Give every line back verbatim, dropping all images.

(Stored items)
'''
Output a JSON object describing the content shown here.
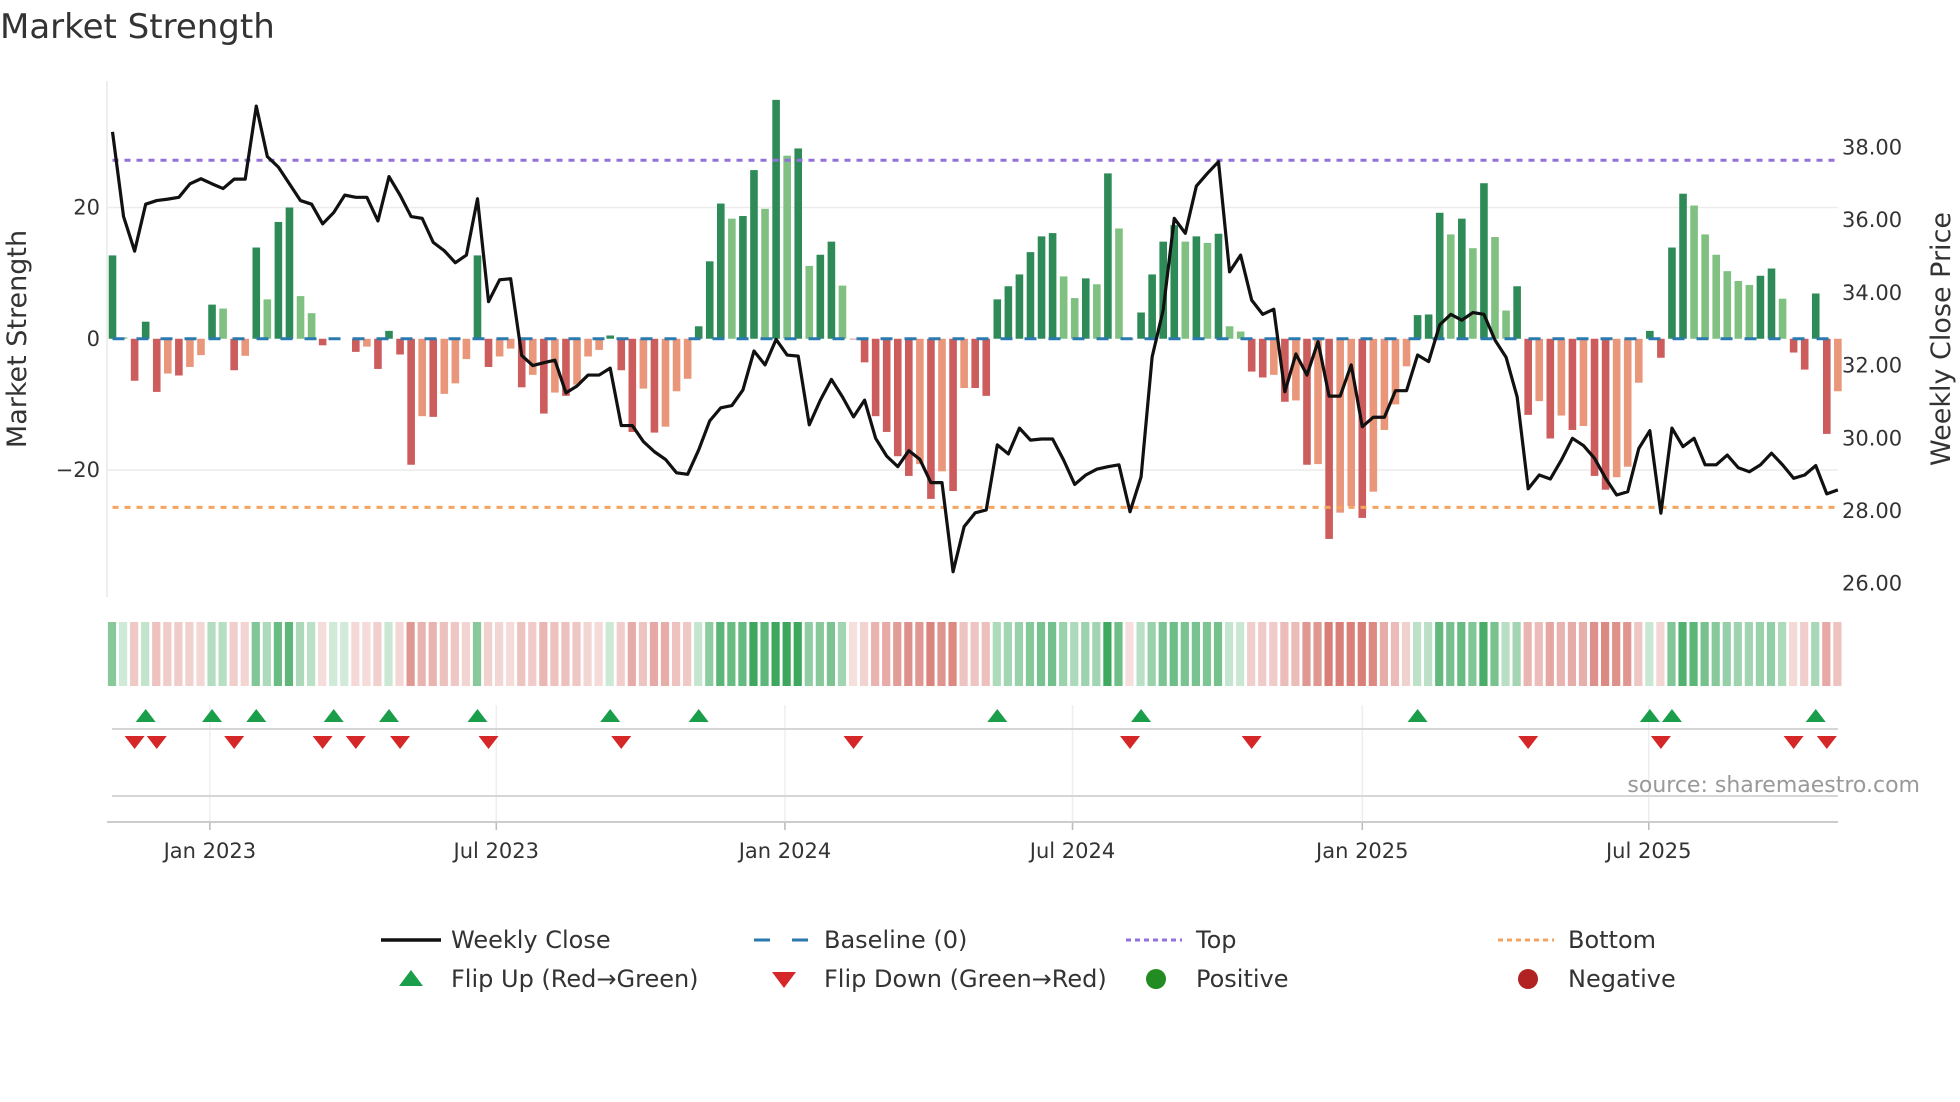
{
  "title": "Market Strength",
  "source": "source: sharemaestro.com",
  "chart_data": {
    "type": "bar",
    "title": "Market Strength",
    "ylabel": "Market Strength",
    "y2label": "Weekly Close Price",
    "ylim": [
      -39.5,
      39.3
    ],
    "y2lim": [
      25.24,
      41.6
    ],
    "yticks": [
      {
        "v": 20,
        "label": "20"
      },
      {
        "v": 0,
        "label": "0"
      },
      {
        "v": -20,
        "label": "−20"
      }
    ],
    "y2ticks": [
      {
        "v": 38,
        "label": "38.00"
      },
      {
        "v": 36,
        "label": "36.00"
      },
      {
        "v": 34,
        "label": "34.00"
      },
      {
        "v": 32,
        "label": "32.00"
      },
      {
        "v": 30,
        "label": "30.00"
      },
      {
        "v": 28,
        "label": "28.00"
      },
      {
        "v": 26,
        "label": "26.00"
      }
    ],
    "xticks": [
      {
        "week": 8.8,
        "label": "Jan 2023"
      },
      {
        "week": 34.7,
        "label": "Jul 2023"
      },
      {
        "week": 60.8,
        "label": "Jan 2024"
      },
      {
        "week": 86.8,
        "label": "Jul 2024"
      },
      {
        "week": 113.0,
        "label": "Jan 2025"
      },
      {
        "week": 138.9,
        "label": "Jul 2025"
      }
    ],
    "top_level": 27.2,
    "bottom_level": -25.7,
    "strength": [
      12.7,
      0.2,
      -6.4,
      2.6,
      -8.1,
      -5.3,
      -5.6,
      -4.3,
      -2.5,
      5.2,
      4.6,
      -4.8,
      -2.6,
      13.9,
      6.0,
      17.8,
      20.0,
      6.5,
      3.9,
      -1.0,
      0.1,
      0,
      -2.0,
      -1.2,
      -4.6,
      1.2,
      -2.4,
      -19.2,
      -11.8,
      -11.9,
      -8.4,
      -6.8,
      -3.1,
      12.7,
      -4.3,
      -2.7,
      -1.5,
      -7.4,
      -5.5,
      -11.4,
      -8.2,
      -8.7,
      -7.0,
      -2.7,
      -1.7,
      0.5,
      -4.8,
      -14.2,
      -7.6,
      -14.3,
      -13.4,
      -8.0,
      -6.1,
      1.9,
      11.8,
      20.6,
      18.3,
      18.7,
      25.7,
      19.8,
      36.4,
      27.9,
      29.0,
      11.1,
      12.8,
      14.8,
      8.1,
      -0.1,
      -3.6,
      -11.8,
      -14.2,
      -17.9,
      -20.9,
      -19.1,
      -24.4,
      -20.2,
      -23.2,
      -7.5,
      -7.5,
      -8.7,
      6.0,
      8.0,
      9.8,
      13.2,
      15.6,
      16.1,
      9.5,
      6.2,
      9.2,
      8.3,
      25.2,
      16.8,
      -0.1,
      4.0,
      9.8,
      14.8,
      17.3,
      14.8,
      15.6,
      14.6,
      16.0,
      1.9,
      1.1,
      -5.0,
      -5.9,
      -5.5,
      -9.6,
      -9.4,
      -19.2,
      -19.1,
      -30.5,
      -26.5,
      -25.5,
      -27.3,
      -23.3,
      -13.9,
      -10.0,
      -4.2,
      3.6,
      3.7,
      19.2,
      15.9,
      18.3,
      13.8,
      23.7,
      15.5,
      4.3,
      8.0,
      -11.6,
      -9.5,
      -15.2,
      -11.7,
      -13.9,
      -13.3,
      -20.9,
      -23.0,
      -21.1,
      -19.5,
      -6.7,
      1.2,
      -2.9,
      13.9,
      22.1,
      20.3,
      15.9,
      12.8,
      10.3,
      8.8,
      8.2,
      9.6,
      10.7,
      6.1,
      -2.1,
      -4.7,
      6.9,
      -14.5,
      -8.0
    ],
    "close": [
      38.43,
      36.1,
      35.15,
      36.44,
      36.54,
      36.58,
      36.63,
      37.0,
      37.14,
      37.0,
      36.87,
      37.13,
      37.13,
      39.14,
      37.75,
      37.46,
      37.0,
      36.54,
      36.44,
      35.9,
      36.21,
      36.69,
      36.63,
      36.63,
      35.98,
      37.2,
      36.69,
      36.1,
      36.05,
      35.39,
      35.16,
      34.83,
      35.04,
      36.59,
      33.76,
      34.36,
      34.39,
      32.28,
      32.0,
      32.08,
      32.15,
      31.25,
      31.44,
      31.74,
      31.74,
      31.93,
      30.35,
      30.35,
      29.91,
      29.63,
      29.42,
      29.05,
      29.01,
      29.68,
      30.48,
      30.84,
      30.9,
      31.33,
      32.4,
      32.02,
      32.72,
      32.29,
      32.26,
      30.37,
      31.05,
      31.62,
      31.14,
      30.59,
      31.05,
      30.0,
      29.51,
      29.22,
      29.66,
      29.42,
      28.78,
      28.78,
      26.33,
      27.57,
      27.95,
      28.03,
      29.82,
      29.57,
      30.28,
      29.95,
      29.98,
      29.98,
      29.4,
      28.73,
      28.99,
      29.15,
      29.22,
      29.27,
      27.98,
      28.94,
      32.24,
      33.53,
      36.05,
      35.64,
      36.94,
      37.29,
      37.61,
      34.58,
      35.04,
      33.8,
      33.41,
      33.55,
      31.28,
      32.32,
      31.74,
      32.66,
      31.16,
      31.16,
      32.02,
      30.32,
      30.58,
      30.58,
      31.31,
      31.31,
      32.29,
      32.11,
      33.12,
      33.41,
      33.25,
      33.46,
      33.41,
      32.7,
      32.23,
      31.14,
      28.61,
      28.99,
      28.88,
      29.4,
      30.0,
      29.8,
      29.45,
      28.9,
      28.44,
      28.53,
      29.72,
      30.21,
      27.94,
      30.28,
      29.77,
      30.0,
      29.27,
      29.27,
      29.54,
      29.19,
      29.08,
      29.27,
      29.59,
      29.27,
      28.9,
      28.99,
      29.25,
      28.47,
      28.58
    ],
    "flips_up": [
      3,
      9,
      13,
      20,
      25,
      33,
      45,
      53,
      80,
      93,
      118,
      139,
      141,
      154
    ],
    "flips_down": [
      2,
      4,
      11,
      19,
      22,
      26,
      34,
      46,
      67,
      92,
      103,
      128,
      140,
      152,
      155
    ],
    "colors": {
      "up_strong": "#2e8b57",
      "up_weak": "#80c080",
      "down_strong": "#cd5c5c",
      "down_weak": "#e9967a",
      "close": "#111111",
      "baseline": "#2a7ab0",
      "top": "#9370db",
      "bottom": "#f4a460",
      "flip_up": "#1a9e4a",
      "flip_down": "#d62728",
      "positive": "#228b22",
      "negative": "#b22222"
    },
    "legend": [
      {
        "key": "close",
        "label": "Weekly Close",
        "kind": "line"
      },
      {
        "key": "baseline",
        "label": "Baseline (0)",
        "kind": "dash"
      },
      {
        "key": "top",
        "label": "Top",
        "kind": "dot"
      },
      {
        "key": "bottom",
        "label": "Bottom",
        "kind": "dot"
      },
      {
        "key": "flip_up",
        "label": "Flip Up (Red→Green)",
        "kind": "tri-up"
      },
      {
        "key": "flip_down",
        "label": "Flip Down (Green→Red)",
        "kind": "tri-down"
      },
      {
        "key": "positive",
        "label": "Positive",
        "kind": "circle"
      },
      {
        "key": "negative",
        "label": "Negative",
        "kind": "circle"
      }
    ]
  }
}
'''
EXPECTED ANSWER:
Output a JSON object describing the content shown here.
{
  "title": "Market Strength",
  "source": "source: sharemaestro.com",
  "chart_data": {
    "type": "bar",
    "title": "Market Strength",
    "ylabel": "Market Strength",
    "y2label": "Weekly Close Price",
    "ylim": [
      -39.5,
      39.3
    ],
    "y2lim": [
      25.24,
      41.6
    ],
    "yticks": [
      {
        "v": 20,
        "label": "20"
      },
      {
        "v": 0,
        "label": "0"
      },
      {
        "v": -20,
        "label": "−20"
      }
    ],
    "y2ticks": [
      {
        "v": 38,
        "label": "38.00"
      },
      {
        "v": 36,
        "label": "36.00"
      },
      {
        "v": 34,
        "label": "34.00"
      },
      {
        "v": 32,
        "label": "32.00"
      },
      {
        "v": 30,
        "label": "30.00"
      },
      {
        "v": 28,
        "label": "28.00"
      },
      {
        "v": 26,
        "label": "26.00"
      }
    ],
    "xticks": [
      {
        "week": 8.8,
        "label": "Jan 2023"
      },
      {
        "week": 34.7,
        "label": "Jul 2023"
      },
      {
        "week": 60.8,
        "label": "Jan 2024"
      },
      {
        "week": 86.8,
        "label": "Jul 2024"
      },
      {
        "week": 113.0,
        "label": "Jan 2025"
      },
      {
        "week": 138.9,
        "label": "Jul 2025"
      }
    ],
    "top_level": 27.2,
    "bottom_level": -25.7,
    "strength": [
      12.7,
      0.2,
      -6.4,
      2.6,
      -8.1,
      -5.3,
      -5.6,
      -4.3,
      -2.5,
      5.2,
      4.6,
      -4.8,
      -2.6,
      13.9,
      6.0,
      17.8,
      20.0,
      6.5,
      3.9,
      -1.0,
      0.1,
      0,
      -2.0,
      -1.2,
      -4.6,
      1.2,
      -2.4,
      -19.2,
      -11.8,
      -11.9,
      -8.4,
      -6.8,
      -3.1,
      12.7,
      -4.3,
      -2.7,
      -1.5,
      -7.4,
      -5.5,
      -11.4,
      -8.2,
      -8.7,
      -7.0,
      -2.7,
      -1.7,
      0.5,
      -4.8,
      -14.2,
      -7.6,
      -14.3,
      -13.4,
      -8.0,
      -6.1,
      1.9,
      11.8,
      20.6,
      18.3,
      18.7,
      25.7,
      19.8,
      36.4,
      27.9,
      29.0,
      11.1,
      12.8,
      14.8,
      8.1,
      -0.1,
      -3.6,
      -11.8,
      -14.2,
      -17.9,
      -20.9,
      -19.1,
      -24.4,
      -20.2,
      -23.2,
      -7.5,
      -7.5,
      -8.7,
      6.0,
      8.0,
      9.8,
      13.2,
      15.6,
      16.1,
      9.5,
      6.2,
      9.2,
      8.3,
      25.2,
      16.8,
      -0.1,
      4.0,
      9.8,
      14.8,
      17.3,
      14.8,
      15.6,
      14.6,
      16.0,
      1.9,
      1.1,
      -5.0,
      -5.9,
      -5.5,
      -9.6,
      -9.4,
      -19.2,
      -19.1,
      -30.5,
      -26.5,
      -25.5,
      -27.3,
      -23.3,
      -13.9,
      -10.0,
      -4.2,
      3.6,
      3.7,
      19.2,
      15.9,
      18.3,
      13.8,
      23.7,
      15.5,
      4.3,
      8.0,
      -11.6,
      -9.5,
      -15.2,
      -11.7,
      -13.9,
      -13.3,
      -20.9,
      -23.0,
      -21.1,
      -19.5,
      -6.7,
      1.2,
      -2.9,
      13.9,
      22.1,
      20.3,
      15.9,
      12.8,
      10.3,
      8.8,
      8.2,
      9.6,
      10.7,
      6.1,
      -2.1,
      -4.7,
      6.9,
      -14.5,
      -8.0
    ],
    "close": [
      38.43,
      36.1,
      35.15,
      36.44,
      36.54,
      36.58,
      36.63,
      37.0,
      37.14,
      37.0,
      36.87,
      37.13,
      37.13,
      39.14,
      37.75,
      37.46,
      37.0,
      36.54,
      36.44,
      35.9,
      36.21,
      36.69,
      36.63,
      36.63,
      35.98,
      37.2,
      36.69,
      36.1,
      36.05,
      35.39,
      35.16,
      34.83,
      35.04,
      36.59,
      33.76,
      34.36,
      34.39,
      32.28,
      32.0,
      32.08,
      32.15,
      31.25,
      31.44,
      31.74,
      31.74,
      31.93,
      30.35,
      30.35,
      29.91,
      29.63,
      29.42,
      29.05,
      29.01,
      29.68,
      30.48,
      30.84,
      30.9,
      31.33,
      32.4,
      32.02,
      32.72,
      32.29,
      32.26,
      30.37,
      31.05,
      31.62,
      31.14,
      30.59,
      31.05,
      30.0,
      29.51,
      29.22,
      29.66,
      29.42,
      28.78,
      28.78,
      26.33,
      27.57,
      27.95,
      28.03,
      29.82,
      29.57,
      30.28,
      29.95,
      29.98,
      29.98,
      29.4,
      28.73,
      28.99,
      29.15,
      29.22,
      29.27,
      27.98,
      28.94,
      32.24,
      33.53,
      36.05,
      35.64,
      36.94,
      37.29,
      37.61,
      34.58,
      35.04,
      33.8,
      33.41,
      33.55,
      31.28,
      32.32,
      31.74,
      32.66,
      31.16,
      31.16,
      32.02,
      30.32,
      30.58,
      30.58,
      31.31,
      31.31,
      32.29,
      32.11,
      33.12,
      33.41,
      33.25,
      33.46,
      33.41,
      32.7,
      32.23,
      31.14,
      28.61,
      28.99,
      28.88,
      29.4,
      30.0,
      29.8,
      29.45,
      28.9,
      28.44,
      28.53,
      29.72,
      30.21,
      27.94,
      30.28,
      29.77,
      30.0,
      29.27,
      29.27,
      29.54,
      29.19,
      29.08,
      29.27,
      29.59,
      29.27,
      28.9,
      28.99,
      29.25,
      28.47,
      28.58
    ],
    "flips_up": [
      3,
      9,
      13,
      20,
      25,
      33,
      45,
      53,
      80,
      93,
      118,
      139,
      141,
      154
    ],
    "flips_down": [
      2,
      4,
      11,
      19,
      22,
      26,
      34,
      46,
      67,
      92,
      103,
      128,
      140,
      152,
      155
    ],
    "colors": {
      "up_strong": "#2e8b57",
      "up_weak": "#80c080",
      "down_strong": "#cd5c5c",
      "down_weak": "#e9967a",
      "close": "#111111",
      "baseline": "#2a7ab0",
      "top": "#9370db",
      "bottom": "#f4a460",
      "flip_up": "#1a9e4a",
      "flip_down": "#d62728",
      "positive": "#228b22",
      "negative": "#b22222"
    },
    "legend": [
      {
        "key": "close",
        "label": "Weekly Close",
        "kind": "line"
      },
      {
        "key": "baseline",
        "label": "Baseline (0)",
        "kind": "dash"
      },
      {
        "key": "top",
        "label": "Top",
        "kind": "dot"
      },
      {
        "key": "bottom",
        "label": "Bottom",
        "kind": "dot"
      },
      {
        "key": "flip_up",
        "label": "Flip Up (Red→Green)",
        "kind": "tri-up"
      },
      {
        "key": "flip_down",
        "label": "Flip Down (Green→Red)",
        "kind": "tri-down"
      },
      {
        "key": "positive",
        "label": "Positive",
        "kind": "circle"
      },
      {
        "key": "negative",
        "label": "Negative",
        "kind": "circle"
      }
    ]
  }
}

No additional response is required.